__Request__.
Among the lines of these entries, how many hold the word "geeignet"? State only the number.

__Excerpted records__.
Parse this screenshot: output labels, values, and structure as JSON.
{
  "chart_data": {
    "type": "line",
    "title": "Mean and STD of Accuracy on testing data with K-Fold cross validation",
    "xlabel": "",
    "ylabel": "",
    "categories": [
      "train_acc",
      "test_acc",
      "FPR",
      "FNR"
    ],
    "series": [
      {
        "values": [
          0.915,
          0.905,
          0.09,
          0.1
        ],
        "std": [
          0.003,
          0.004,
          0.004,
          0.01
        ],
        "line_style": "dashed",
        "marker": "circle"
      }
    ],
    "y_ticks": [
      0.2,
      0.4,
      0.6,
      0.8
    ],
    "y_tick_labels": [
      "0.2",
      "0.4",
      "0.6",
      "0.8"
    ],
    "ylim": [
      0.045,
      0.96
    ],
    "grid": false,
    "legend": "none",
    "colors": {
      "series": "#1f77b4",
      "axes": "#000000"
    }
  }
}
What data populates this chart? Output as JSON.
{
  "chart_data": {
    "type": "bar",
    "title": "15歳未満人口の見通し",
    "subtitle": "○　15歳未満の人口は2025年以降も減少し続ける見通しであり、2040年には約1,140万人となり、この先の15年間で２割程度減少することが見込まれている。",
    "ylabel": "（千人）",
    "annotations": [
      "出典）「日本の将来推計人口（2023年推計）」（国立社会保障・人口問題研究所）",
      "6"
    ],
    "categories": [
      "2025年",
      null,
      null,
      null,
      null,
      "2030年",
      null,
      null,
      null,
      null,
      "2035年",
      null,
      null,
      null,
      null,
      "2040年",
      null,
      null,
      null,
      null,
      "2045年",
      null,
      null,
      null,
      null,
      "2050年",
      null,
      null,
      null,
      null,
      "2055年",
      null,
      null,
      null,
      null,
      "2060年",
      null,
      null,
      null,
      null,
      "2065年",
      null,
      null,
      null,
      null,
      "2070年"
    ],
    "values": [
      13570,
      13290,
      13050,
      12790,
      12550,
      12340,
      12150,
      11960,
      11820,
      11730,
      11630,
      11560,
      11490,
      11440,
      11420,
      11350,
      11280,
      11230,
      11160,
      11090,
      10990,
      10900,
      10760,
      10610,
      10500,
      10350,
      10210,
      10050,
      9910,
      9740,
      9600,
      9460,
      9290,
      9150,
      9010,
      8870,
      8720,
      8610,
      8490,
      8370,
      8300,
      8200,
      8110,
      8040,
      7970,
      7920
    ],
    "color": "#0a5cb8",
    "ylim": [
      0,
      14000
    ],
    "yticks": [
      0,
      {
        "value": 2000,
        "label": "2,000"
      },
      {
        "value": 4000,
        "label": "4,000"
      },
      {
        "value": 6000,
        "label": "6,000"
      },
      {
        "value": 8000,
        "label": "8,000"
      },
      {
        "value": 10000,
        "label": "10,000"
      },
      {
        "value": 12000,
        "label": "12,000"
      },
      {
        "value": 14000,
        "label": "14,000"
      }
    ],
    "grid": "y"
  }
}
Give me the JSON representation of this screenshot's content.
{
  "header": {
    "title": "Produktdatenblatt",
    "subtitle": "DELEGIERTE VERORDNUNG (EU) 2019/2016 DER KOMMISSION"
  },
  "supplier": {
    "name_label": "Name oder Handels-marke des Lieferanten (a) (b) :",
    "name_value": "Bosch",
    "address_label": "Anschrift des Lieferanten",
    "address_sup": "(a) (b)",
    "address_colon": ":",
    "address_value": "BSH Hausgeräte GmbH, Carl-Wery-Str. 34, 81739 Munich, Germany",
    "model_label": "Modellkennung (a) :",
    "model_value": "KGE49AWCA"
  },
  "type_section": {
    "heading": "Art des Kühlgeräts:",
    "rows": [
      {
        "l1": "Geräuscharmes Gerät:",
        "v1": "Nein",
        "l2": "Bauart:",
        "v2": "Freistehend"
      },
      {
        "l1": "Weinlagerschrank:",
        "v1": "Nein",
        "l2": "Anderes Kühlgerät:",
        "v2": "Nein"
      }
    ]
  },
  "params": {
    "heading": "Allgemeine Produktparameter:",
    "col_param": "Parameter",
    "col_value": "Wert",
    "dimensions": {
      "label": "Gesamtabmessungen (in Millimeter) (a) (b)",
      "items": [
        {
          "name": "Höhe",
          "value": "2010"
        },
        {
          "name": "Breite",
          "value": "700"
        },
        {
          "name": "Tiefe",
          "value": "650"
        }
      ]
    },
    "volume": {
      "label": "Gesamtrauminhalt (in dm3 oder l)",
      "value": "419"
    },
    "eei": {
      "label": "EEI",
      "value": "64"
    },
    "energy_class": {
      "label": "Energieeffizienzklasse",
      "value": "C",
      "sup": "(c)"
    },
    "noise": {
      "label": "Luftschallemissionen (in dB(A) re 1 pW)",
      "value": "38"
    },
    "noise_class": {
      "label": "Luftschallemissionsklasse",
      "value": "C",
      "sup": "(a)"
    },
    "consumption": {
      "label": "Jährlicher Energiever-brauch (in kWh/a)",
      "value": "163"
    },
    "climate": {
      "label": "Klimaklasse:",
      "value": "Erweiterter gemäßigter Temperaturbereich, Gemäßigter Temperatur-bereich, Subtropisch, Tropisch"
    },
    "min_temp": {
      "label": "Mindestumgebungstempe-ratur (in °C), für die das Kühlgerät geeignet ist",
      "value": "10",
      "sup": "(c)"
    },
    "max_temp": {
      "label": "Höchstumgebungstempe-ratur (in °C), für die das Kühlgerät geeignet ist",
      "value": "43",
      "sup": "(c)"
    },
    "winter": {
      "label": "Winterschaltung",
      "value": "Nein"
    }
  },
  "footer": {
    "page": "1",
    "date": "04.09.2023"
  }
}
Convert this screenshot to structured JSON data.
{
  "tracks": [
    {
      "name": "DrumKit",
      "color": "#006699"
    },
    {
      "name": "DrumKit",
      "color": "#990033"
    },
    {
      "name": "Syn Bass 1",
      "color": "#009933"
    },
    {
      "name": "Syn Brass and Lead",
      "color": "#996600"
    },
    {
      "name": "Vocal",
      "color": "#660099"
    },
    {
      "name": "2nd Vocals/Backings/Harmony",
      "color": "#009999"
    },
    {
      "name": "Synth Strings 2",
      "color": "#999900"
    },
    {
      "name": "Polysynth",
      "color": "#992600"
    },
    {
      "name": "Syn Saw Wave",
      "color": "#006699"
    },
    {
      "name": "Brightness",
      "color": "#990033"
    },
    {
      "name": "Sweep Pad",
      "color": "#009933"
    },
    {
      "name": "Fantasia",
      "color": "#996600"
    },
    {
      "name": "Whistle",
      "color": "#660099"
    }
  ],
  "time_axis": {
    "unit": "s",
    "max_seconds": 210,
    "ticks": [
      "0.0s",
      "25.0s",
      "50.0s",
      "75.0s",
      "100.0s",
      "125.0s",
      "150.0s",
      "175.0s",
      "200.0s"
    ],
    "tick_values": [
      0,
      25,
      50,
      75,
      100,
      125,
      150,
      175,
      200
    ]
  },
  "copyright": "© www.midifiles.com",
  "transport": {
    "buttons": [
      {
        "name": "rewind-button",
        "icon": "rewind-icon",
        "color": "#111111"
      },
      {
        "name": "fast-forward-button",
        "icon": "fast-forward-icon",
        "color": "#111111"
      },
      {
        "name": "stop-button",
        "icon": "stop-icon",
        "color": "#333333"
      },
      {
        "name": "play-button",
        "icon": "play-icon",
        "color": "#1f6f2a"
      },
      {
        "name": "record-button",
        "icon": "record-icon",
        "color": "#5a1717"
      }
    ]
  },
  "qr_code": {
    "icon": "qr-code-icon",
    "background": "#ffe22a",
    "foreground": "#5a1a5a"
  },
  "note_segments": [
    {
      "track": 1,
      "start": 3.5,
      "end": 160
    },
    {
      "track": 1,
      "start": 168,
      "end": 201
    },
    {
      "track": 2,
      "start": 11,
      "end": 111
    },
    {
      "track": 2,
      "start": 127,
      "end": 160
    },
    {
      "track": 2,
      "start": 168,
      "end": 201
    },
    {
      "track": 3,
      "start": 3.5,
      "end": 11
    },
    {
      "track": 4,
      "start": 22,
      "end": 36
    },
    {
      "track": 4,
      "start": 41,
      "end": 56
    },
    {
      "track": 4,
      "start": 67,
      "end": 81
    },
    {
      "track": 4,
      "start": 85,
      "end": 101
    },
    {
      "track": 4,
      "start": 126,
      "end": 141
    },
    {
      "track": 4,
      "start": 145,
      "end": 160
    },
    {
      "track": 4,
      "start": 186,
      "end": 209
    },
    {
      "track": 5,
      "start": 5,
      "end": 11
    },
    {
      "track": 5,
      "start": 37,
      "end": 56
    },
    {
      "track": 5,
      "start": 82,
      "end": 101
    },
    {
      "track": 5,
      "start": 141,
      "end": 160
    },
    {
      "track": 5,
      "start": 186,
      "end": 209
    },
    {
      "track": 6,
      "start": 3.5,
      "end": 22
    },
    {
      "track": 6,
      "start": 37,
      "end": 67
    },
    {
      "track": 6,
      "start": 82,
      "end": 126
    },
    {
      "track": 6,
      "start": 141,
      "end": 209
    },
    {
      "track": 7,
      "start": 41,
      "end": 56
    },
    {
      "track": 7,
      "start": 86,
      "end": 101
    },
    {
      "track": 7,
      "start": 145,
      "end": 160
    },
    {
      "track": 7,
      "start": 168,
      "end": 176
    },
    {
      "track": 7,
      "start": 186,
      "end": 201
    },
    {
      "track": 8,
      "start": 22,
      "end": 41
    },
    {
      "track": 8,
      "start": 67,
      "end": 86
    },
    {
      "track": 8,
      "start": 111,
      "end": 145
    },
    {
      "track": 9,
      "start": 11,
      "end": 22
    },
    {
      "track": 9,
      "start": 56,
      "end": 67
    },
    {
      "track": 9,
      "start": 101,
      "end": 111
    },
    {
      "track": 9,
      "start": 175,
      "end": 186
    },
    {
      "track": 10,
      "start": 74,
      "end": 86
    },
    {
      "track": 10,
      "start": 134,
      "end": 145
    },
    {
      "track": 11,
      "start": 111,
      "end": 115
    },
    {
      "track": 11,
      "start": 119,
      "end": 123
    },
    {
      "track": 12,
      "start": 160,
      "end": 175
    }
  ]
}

__Finished exercise__.
2